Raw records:
— BEGIN —

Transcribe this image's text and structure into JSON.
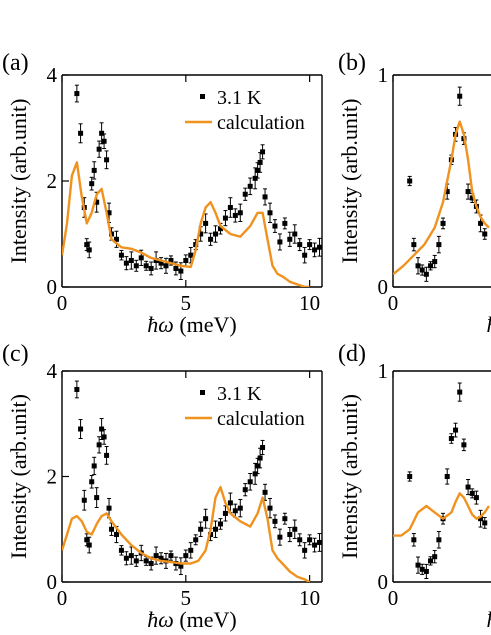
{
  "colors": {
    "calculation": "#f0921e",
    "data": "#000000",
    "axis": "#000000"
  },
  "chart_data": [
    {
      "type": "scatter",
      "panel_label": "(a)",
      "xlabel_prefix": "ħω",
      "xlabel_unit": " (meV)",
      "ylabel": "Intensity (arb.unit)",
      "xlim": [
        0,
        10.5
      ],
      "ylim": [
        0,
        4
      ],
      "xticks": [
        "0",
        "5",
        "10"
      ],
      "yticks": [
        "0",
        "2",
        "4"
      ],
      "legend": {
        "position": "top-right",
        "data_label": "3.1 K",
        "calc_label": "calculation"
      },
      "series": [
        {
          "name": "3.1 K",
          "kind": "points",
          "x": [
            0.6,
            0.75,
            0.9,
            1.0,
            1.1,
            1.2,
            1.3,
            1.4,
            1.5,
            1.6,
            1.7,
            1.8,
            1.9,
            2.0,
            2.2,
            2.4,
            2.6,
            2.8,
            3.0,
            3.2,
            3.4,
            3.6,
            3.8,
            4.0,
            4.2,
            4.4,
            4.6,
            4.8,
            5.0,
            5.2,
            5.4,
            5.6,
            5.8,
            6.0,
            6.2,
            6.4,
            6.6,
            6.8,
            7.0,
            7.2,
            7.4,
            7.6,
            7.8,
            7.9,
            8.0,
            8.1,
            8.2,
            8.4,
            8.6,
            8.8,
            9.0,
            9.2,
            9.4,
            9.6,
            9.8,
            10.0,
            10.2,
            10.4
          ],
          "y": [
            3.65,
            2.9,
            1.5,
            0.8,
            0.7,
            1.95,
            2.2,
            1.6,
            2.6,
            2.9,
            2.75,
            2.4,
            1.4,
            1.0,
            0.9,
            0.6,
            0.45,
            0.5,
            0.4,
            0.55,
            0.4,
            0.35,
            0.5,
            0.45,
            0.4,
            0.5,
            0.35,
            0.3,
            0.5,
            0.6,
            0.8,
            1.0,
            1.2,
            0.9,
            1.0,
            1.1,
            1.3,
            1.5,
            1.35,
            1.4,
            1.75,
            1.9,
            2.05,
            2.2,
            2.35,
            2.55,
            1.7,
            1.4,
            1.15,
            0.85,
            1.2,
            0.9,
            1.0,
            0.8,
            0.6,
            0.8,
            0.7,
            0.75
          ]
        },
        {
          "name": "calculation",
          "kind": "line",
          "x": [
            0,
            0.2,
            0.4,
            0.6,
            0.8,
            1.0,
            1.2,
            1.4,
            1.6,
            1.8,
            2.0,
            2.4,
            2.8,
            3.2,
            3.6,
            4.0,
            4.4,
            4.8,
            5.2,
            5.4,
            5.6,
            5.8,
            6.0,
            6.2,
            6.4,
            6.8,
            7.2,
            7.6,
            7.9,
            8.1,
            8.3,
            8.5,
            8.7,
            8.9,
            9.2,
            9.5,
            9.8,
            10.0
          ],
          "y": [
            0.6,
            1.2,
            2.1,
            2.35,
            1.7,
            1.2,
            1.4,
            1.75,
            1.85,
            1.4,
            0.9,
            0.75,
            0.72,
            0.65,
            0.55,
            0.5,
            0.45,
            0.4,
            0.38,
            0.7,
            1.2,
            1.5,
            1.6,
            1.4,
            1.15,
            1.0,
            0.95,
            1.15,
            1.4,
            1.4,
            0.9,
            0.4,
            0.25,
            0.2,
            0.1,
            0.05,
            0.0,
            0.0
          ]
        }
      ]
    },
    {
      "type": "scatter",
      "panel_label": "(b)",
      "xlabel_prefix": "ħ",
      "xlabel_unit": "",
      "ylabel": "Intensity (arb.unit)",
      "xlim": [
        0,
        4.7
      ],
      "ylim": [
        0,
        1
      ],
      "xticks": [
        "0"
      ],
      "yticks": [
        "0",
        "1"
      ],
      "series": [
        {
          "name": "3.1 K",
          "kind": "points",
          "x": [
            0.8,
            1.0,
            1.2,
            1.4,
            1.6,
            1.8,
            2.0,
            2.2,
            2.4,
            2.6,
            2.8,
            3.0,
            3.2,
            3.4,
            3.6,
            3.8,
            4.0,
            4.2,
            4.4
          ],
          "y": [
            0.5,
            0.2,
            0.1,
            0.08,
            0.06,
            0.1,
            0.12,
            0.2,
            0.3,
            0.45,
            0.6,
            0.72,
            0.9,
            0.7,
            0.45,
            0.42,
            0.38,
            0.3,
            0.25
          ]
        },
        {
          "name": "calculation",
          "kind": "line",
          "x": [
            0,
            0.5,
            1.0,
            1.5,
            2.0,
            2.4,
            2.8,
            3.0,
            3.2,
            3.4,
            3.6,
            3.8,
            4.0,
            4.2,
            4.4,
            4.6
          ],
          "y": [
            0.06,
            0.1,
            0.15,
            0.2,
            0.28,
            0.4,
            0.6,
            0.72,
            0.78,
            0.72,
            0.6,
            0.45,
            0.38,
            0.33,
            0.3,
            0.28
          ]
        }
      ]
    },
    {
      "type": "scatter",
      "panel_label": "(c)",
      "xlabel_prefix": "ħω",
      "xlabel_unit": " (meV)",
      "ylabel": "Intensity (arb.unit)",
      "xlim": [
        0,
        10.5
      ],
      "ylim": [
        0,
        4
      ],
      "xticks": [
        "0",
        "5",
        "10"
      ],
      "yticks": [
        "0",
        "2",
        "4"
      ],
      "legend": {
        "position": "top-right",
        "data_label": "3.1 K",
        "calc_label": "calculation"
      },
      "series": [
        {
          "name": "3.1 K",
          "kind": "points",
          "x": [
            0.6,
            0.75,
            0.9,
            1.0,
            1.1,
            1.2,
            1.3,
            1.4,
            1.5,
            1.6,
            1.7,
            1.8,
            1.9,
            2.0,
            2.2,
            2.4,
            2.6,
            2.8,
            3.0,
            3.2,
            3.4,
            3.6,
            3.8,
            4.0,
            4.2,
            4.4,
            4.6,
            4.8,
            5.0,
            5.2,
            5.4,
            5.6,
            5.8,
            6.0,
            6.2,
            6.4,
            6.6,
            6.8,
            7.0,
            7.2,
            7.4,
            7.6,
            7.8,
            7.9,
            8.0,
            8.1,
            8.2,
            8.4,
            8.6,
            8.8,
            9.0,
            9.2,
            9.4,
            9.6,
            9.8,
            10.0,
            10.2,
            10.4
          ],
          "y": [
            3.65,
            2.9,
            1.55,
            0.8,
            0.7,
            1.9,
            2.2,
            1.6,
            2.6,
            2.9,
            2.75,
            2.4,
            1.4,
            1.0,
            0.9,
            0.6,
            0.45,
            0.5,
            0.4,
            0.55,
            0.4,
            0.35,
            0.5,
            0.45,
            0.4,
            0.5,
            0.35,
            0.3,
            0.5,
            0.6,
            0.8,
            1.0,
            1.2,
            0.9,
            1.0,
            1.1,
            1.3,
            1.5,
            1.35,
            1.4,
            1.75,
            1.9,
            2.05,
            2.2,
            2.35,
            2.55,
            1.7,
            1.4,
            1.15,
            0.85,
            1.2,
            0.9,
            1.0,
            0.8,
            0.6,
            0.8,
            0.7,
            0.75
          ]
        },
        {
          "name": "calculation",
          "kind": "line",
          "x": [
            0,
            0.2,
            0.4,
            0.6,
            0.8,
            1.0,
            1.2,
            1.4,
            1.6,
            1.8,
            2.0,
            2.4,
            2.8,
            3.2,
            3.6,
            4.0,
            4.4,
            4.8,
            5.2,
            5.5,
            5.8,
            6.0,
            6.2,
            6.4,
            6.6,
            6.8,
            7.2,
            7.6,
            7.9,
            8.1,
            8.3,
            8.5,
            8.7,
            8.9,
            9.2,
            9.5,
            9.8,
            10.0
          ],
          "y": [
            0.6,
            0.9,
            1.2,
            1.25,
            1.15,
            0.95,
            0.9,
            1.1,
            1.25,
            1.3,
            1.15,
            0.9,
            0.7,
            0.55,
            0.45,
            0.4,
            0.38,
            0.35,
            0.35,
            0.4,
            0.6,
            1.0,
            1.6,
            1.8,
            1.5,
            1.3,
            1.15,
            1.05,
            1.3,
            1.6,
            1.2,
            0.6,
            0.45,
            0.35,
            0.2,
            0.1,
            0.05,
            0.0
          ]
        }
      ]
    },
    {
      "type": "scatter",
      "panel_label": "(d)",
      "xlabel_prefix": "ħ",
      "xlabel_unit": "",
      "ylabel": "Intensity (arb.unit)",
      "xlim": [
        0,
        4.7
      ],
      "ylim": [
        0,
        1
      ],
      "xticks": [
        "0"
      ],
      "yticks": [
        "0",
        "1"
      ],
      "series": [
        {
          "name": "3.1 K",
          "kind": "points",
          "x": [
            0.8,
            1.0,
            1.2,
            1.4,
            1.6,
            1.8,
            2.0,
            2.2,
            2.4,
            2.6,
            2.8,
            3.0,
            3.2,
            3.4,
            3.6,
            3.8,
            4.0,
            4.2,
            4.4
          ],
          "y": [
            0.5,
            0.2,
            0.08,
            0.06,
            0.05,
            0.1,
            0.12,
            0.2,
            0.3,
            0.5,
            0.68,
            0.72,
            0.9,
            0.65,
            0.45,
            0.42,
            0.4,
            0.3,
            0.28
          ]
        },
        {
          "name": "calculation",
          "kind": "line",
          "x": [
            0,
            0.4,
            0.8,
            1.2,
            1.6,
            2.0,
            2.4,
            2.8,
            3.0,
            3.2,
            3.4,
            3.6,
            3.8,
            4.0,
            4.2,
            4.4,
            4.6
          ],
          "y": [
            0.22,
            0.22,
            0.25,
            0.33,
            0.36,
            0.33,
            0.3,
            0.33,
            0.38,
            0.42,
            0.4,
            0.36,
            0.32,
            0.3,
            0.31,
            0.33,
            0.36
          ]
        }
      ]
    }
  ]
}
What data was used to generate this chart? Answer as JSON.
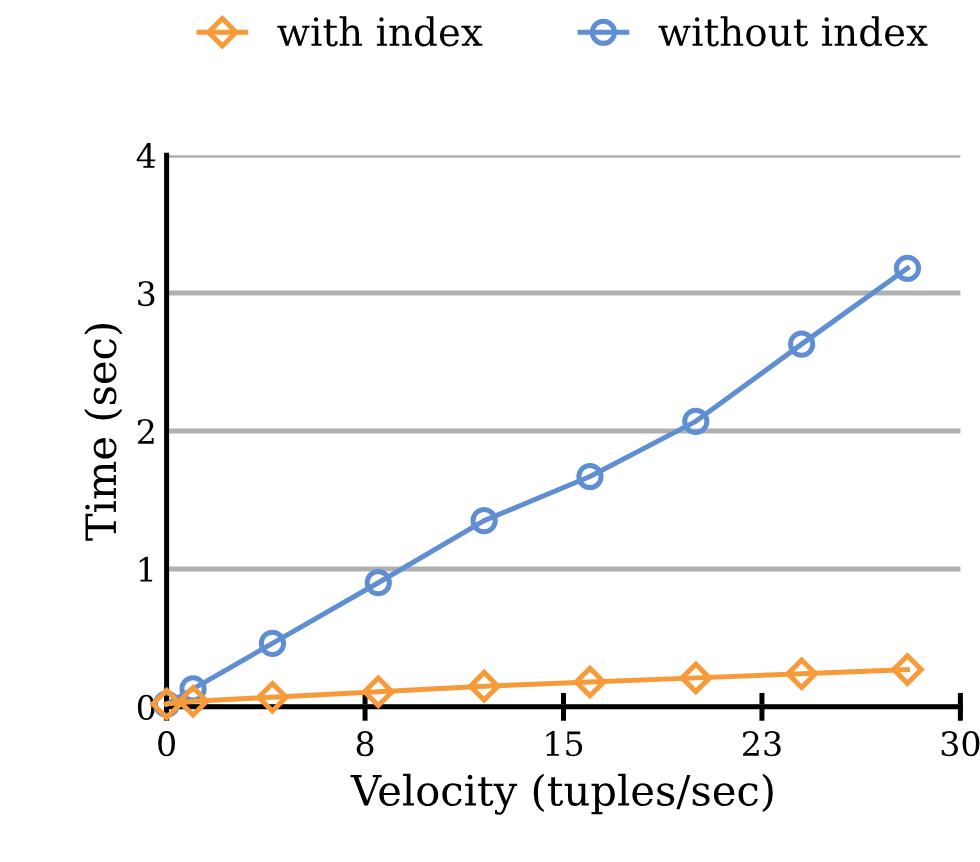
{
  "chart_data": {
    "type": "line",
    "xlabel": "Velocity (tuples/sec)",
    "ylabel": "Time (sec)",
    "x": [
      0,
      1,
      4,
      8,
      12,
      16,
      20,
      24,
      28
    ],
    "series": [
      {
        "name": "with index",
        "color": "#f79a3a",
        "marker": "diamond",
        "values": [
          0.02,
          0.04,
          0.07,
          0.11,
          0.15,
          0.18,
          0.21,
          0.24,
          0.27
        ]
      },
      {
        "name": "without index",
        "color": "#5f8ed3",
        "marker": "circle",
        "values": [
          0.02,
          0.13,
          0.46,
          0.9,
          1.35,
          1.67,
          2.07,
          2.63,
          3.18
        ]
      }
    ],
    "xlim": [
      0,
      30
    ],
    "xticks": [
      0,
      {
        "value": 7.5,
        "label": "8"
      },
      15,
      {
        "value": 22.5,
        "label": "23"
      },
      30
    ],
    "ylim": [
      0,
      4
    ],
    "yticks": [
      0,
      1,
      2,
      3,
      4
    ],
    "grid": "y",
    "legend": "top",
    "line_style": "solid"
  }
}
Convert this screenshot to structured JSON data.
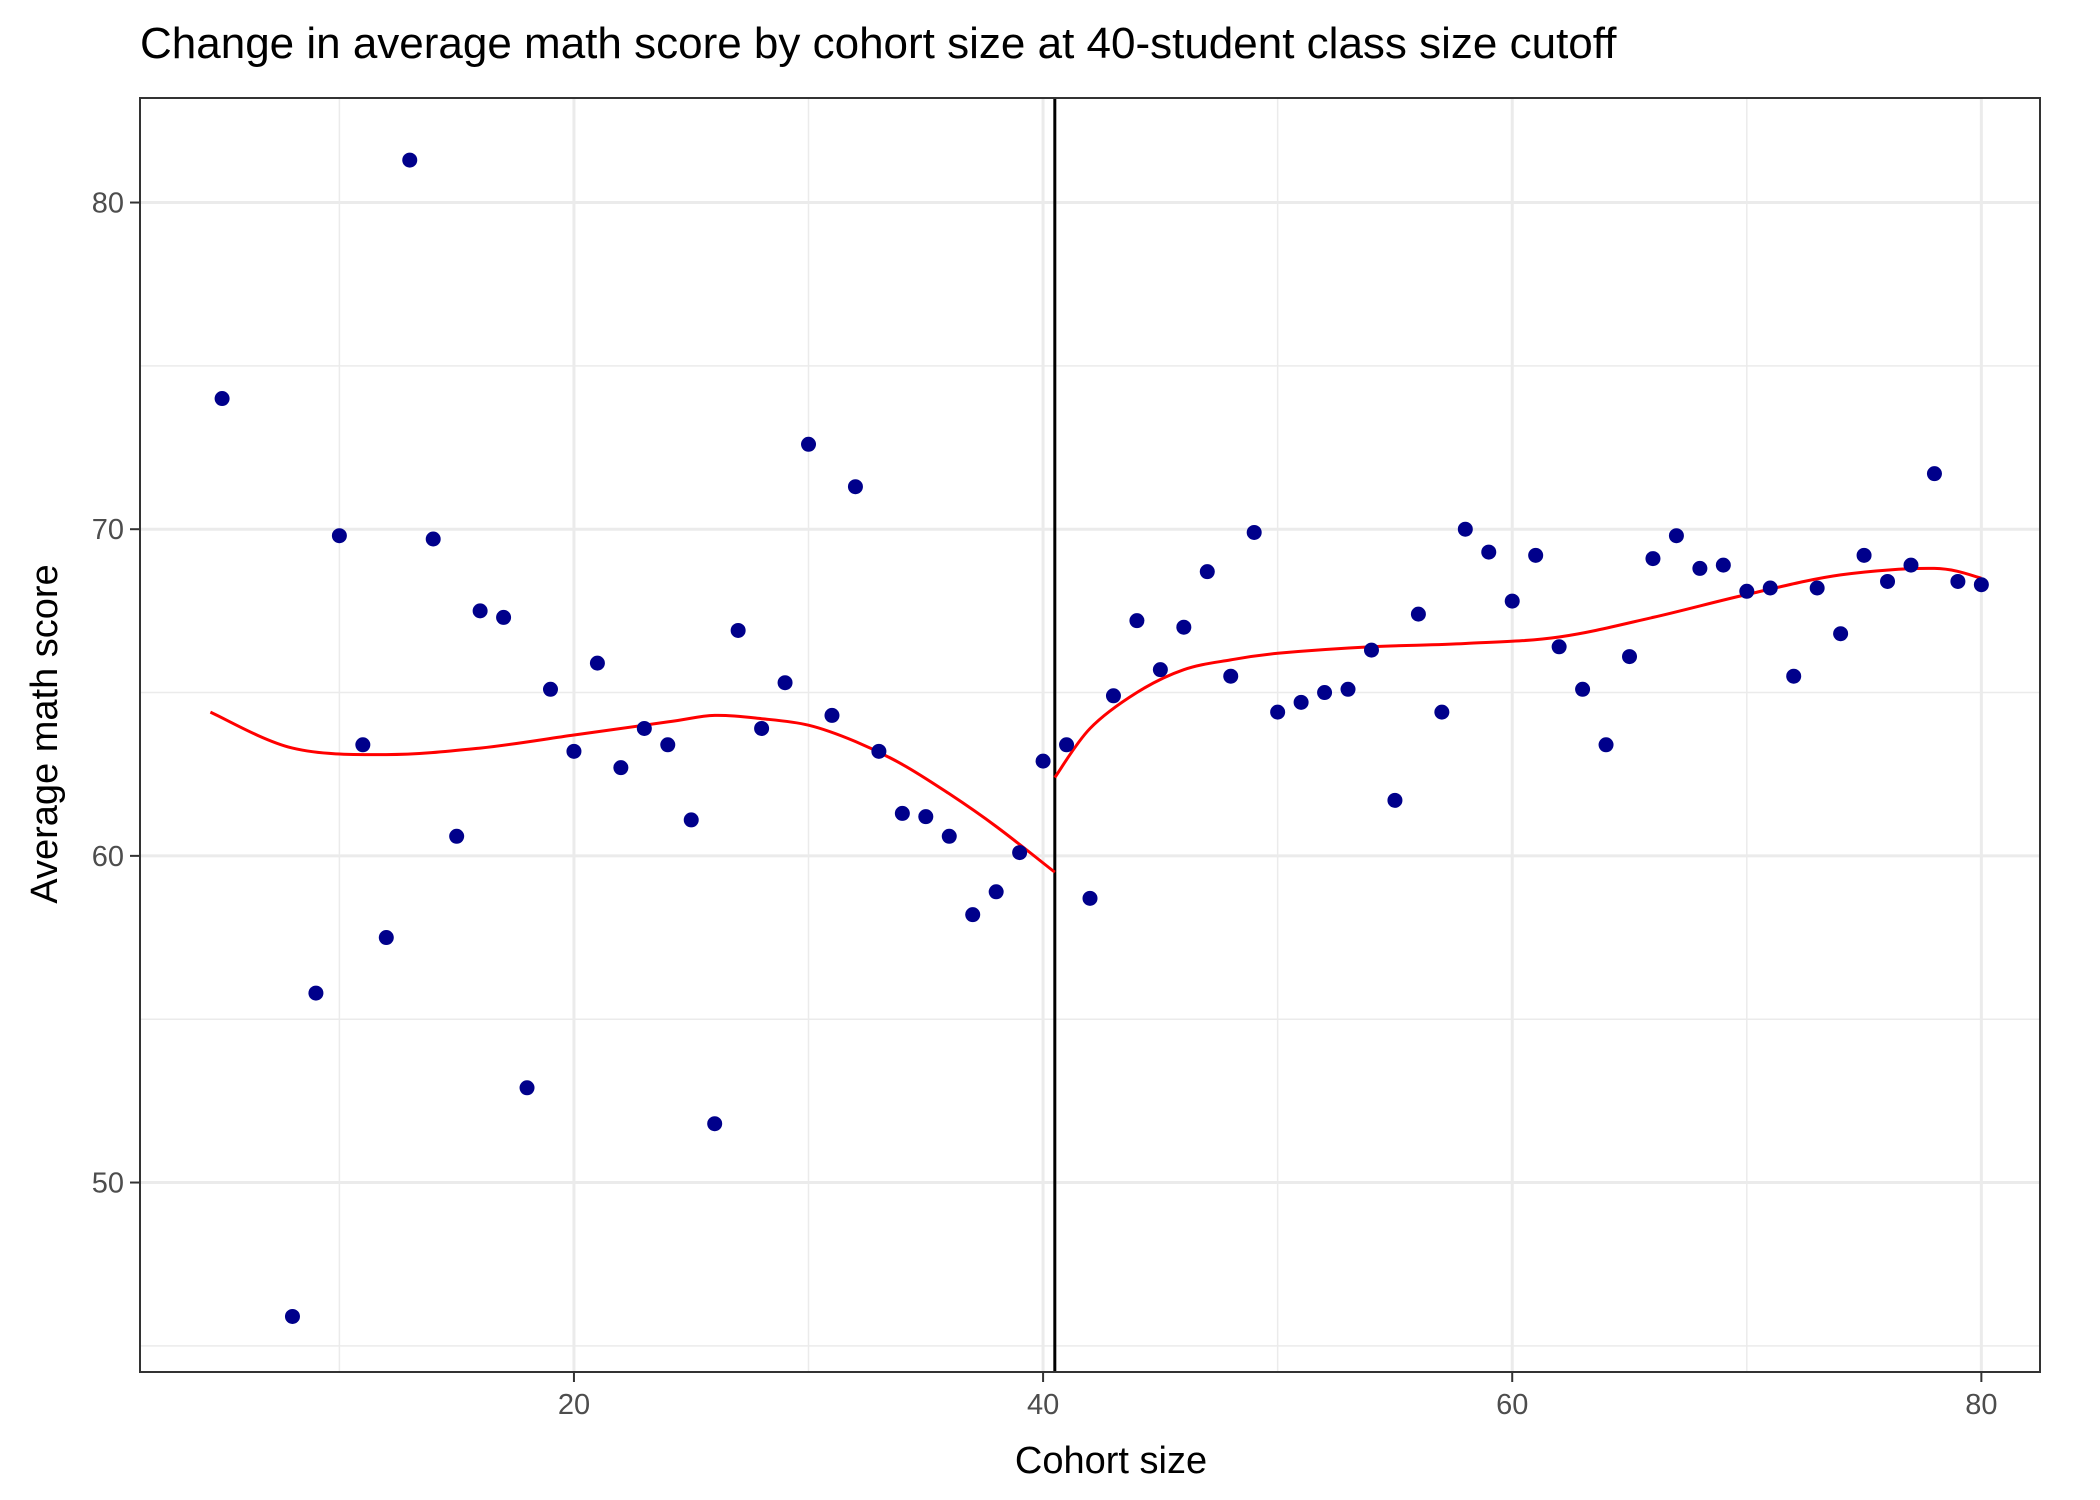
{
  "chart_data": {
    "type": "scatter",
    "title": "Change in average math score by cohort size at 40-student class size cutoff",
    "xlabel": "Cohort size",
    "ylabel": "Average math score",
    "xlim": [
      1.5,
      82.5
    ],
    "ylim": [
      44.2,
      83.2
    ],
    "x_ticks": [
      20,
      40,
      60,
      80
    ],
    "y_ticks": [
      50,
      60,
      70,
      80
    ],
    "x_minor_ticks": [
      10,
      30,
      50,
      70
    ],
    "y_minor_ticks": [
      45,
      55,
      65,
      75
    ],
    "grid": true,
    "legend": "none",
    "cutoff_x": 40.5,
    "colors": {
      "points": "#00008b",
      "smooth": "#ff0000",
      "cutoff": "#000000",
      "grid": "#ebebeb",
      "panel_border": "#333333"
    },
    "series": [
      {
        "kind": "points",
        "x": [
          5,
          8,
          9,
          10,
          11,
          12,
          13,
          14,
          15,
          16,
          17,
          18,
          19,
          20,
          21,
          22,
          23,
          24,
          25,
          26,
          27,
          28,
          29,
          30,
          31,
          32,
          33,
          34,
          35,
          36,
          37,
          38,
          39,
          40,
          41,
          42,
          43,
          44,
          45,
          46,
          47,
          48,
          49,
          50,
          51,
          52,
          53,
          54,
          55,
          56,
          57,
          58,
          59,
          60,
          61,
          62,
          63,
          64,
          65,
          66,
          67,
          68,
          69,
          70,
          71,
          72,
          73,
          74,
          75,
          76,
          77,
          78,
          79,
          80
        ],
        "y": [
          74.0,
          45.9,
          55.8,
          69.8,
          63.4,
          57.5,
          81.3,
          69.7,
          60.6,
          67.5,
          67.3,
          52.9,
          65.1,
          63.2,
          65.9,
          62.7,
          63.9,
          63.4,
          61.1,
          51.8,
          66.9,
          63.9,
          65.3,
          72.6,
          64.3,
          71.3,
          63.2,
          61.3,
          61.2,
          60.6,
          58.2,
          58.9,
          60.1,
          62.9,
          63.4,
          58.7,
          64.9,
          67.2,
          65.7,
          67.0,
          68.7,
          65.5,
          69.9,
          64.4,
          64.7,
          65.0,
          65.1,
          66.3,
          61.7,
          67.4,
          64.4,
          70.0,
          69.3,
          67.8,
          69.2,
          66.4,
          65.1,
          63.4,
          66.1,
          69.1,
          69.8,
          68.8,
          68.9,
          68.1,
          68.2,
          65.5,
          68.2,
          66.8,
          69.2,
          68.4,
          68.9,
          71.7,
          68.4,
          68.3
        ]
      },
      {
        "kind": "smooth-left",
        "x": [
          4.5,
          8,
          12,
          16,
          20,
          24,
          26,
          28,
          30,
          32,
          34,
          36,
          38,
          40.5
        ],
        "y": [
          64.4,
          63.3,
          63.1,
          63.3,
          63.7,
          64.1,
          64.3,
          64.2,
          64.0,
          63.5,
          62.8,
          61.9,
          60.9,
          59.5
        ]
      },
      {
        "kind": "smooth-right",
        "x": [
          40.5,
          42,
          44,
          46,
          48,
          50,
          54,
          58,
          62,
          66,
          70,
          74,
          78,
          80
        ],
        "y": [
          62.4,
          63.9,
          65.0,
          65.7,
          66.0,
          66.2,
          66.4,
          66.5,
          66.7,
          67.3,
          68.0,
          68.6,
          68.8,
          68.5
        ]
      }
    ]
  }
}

— END —

PROBLEM DETAILS: In the records above, locate the lines holding the word "score". Copy each of them.

SOLVED PROBLEM:
    "title": "Change in average math score by cohort size at 40-student class size cutoff",
    "ylabel": "Average math score",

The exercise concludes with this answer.